How many lines in the records below hold the string "eingehenden"? Answer with the number alone.
_ _ _
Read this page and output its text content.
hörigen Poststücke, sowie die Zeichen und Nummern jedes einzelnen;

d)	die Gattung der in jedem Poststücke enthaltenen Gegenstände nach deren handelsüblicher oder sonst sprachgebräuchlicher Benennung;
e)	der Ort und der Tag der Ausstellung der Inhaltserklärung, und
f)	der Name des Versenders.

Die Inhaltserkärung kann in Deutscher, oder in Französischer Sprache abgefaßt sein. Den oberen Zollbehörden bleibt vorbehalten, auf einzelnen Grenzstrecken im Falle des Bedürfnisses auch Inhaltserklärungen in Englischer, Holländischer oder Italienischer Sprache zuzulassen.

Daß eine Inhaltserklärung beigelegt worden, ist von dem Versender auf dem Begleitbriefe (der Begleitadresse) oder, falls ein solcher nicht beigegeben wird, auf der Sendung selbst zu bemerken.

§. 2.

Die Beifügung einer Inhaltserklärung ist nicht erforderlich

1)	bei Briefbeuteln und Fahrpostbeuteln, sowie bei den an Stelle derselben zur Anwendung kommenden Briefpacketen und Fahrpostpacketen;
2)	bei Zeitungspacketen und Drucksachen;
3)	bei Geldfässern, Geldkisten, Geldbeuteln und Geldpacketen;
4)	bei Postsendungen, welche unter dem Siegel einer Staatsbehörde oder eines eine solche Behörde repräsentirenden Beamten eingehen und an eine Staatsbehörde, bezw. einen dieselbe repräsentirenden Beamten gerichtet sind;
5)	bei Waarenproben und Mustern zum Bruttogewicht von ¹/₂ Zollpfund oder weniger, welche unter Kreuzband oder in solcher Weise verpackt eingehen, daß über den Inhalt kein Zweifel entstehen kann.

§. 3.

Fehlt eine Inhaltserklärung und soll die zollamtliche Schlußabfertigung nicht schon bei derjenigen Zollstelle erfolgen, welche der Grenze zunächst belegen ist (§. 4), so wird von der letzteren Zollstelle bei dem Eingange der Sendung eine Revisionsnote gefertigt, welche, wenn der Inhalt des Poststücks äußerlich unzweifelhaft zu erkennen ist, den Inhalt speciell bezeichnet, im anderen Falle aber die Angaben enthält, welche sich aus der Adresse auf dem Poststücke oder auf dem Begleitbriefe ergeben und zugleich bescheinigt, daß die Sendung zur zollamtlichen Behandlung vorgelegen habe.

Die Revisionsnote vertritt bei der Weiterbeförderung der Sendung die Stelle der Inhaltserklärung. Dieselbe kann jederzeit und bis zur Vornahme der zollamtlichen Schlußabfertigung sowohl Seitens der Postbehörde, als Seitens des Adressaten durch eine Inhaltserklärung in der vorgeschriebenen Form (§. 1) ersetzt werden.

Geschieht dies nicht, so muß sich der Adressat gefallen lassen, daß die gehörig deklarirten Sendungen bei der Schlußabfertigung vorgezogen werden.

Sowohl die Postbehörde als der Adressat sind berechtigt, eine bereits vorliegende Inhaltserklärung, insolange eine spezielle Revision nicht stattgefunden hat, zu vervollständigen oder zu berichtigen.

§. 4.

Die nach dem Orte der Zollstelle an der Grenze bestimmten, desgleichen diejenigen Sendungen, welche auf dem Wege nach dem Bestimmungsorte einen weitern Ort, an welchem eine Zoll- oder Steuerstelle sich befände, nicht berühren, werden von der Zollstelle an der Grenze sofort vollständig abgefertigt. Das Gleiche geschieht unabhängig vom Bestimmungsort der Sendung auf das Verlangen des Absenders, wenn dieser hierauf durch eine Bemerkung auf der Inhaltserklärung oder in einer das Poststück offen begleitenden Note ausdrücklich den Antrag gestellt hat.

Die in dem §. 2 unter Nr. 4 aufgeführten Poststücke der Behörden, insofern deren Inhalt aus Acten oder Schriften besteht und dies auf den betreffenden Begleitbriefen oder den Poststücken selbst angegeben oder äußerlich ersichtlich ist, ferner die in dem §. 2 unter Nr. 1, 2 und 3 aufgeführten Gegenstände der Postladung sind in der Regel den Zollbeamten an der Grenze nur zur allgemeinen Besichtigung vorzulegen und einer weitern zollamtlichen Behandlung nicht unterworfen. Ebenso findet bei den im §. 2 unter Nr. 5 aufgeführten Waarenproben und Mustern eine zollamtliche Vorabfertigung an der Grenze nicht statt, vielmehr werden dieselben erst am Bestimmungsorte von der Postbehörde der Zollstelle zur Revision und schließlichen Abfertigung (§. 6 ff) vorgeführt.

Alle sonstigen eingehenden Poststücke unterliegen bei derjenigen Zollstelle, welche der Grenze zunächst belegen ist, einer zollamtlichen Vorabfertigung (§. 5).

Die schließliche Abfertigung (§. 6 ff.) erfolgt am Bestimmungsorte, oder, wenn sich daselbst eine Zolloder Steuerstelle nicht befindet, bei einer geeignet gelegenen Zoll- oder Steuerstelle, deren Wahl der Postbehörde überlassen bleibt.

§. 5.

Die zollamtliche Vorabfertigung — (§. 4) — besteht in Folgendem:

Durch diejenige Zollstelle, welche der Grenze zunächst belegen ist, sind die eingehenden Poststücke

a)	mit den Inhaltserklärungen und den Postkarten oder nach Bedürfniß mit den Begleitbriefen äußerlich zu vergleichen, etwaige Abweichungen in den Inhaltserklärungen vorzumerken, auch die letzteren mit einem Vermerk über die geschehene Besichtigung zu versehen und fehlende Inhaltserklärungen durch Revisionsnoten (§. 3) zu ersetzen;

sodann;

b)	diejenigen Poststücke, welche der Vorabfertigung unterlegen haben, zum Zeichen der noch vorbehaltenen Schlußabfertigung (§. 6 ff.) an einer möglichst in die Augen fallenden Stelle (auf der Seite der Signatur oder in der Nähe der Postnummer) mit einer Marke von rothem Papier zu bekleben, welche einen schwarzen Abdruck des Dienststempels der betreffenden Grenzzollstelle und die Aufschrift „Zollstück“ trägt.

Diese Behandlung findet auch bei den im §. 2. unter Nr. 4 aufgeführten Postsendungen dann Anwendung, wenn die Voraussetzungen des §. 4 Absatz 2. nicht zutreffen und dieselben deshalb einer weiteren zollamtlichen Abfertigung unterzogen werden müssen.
_ _ _
- **Solution**
2